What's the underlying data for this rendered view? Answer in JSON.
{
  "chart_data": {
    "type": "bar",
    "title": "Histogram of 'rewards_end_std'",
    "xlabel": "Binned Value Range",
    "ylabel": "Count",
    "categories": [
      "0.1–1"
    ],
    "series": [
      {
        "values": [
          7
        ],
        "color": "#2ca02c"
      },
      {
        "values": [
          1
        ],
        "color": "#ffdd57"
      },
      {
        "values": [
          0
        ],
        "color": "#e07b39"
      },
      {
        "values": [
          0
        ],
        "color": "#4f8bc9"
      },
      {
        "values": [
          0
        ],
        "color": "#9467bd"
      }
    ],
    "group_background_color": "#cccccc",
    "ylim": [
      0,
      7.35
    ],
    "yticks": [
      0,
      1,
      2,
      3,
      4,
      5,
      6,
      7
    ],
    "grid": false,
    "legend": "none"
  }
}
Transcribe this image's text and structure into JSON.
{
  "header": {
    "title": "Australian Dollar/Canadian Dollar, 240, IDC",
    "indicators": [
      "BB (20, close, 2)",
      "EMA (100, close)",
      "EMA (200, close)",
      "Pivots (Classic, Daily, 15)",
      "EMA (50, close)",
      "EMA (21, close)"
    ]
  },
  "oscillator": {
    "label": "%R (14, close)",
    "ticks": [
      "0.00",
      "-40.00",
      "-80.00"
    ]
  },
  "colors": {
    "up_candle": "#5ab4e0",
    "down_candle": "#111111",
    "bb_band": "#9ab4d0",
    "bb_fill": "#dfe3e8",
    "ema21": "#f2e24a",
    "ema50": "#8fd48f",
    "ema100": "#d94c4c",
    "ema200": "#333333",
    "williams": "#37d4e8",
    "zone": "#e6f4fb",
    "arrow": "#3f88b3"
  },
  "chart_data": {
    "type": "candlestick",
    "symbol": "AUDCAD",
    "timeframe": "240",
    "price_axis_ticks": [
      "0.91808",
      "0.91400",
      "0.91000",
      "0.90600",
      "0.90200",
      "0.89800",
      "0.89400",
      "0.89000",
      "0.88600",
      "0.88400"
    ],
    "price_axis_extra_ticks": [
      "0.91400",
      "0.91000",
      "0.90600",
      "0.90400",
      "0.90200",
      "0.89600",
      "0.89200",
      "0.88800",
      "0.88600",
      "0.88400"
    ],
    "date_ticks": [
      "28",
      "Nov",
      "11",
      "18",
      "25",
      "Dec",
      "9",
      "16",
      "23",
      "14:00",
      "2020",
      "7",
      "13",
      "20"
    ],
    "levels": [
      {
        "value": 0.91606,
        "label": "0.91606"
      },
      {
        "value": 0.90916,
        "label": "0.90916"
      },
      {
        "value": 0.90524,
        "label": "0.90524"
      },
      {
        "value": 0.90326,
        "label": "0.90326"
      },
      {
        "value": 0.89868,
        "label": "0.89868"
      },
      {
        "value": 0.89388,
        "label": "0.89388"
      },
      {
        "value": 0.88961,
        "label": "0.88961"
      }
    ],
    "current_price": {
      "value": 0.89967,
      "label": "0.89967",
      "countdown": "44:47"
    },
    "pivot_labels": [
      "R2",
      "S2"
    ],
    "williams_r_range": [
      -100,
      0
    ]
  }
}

## WHAT TO PRODUCE
Pull out each line of the records holding the string "JSON".

## FINAL ANSWER
What's the underlying data for this rendered view? Answer in JSON.
Transcribe this image's text and structure into JSON.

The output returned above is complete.